The problem:
Return every one of the entries below verbatim, reproducing each line in its original order.

* Start *

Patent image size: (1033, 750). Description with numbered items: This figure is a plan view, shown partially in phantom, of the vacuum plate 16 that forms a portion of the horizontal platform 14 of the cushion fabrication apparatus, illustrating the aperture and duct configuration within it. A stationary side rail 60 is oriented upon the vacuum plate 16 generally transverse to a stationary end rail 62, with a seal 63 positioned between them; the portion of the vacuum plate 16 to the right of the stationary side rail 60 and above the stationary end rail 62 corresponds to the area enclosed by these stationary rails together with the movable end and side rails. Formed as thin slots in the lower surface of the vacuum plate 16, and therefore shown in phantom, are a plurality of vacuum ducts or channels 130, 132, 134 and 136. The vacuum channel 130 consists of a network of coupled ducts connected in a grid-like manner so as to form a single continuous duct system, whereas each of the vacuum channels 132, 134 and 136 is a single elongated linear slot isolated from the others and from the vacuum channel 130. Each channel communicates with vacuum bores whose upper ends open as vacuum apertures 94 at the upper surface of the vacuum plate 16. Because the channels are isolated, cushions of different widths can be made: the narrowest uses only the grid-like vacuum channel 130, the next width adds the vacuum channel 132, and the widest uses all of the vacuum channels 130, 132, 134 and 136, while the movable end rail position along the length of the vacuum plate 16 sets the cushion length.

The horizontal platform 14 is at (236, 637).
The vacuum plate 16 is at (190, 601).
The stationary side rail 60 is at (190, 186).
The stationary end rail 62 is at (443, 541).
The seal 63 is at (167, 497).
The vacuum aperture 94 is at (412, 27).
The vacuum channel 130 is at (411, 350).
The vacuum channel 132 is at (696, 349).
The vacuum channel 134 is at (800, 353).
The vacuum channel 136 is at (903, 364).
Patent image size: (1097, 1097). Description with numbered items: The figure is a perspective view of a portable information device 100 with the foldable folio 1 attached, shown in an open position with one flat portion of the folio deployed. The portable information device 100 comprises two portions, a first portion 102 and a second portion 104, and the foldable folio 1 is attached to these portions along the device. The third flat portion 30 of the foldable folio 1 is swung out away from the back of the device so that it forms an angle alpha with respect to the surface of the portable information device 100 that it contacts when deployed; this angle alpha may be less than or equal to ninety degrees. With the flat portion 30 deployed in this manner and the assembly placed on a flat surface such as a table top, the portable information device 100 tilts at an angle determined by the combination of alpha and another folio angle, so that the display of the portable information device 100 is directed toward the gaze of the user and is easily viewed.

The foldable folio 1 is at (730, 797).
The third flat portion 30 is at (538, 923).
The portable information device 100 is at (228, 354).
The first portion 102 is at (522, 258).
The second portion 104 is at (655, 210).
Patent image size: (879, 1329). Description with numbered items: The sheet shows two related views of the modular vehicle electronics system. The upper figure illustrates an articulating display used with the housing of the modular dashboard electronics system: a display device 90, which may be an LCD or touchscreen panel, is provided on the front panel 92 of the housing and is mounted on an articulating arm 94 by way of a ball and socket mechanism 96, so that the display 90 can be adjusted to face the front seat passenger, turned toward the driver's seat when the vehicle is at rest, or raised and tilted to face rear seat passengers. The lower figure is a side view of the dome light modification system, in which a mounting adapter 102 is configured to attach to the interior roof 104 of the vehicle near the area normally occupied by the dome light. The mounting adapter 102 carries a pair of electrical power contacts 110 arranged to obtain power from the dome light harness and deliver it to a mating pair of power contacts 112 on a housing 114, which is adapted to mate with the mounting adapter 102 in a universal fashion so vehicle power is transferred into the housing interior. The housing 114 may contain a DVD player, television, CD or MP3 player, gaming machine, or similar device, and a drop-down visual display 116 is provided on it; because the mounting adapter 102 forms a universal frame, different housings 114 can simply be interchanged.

* End *

Solved problem:
Patent image size: (1033, 750). Description with numbered items: This figure is a plan view, shown partially in phantom, of the vacuum plate 16 that forms a portion of the horizontal platform 14 of the cushion fabrication apparatus, illustrating the aperture and duct configuration within it. A stationary side rail 60 is oriented upon the vacuum plate 16 generally transverse to a stationary end rail 62, with a seal 63 positioned between them; the portion of the vacuum plate 16 to the right of the stationary side rail 60 and above the stationary end rail 62 corresponds to the area enclosed by these stationary rails together with the movable end and side rails. Formed as thin slots in the lower surface of the vacuum plate 16, and therefore shown in phantom, are a plurality of vacuum ducts or channels 130, 132, 134 and 136. The vacuum channel 130 consists of a network of coupled ducts connected in a grid-like manner so as to form a single continuous duct system, whereas each of the vacuum channels 132, 134 and 136 is a single elongated linear slot isolated from the others and from the vacuum channel 130. Each channel communicates with vacuum bores whose upper ends open as vacuum apertures 94 at the upper surface of the vacuum plate 16. Because the channels are isolated, cushions of different widths can be made: the narrowest uses only the grid-like vacuum channel 130, the next width adds the vacuum channel 132, and the widest uses all of the vacuum channels 130, 132, 134 and 136, while the movable end rail position along the length of the vacuum plate 16 sets the cushion length.

The horizontal platform 14 is at (236, 637).
The vacuum plate 16 is at (190, 601).
The stationary side rail 60 is at (190, 186).
The stationary end rail 62 is at (443, 541).
The seal 63 is at (167, 497).
The vacuum aperture 94 is at (412, 27).
The vacuum channel 130 is at (411, 350).
The vacuum channel 132 is at (696, 349).
The vacuum channel 134 is at (800, 353).
The vacuum channel 136 is at (903, 364).
Patent image size: (1097, 1097). Description with numbered items: The figure is a perspective view of a portable information device 100 with the foldable folio 1 attached, shown in an open position with one flat portion of the folio deployed. The portable information device 100 comprises two portions, a first portion 102 and a second portion 104, and the foldable folio 1 is attached to these portions along the device. The third flat portion 30 of the foldable folio 1 is swung out away from the back of the device so that it forms an angle alpha with respect to the surface of the portable information device 100 that it contacts when deployed; this angle alpha may be less than or equal to ninety degrees. With the flat portion 30 deployed in this manner and the assembly placed on a flat surface such as a table top, the portable information device 100 tilts at an angle determined by the combination of alpha and another folio angle, so that the display of the portable information device 100 is directed toward the gaze of the user and is easily viewed.

The foldable folio 1 is at (730, 797).
The third flat portion 30 is at (538, 923).
The portable information device 100 is at (228, 354).
The first portion 102 is at (522, 258).
The second portion 104 is at (655, 210).
Patent image size: (879, 1329). Description with numbered items: The sheet shows two related views of the modular vehicle electronics system. The upper figure illustrates an articulating display used with the housing of the modular dashboard electronics system: a display device 90, which may be an LCD or touchscreen panel, is provided on the front panel 92 of the housing and is mounted on an articulating arm 94 by way of a ball and socket mechanism 96, so that the display 90 can be adjusted to face the front seat passenger, turned toward the driver's seat when the vehicle is at rest, or raised and tilted to face rear seat passengers. The lower figure is a side view of the dome light modification system, in which a mounting adapter 102 is configured to attach to the interior roof 104 of the vehicle near the area normally occupied by the dome light. The mounting adapter 102 carries a pair of electrical power contacts 110 arranged to obtain power from the dome light harness and deliver it to a mating pair of power contacts 112 on a housing 114, which is adapted to mate with the mounting adapter 102 in a universal fashion so vehicle power is transferred into the housing interior. The housing 114 may contain a DVD player, television, CD or MP3 player, gaming machine, or similar device, and a drop-down visual display 116 is provided on it; because the mounting adapter 102 forms a universal frame, different housings 114 can simply be interchanged.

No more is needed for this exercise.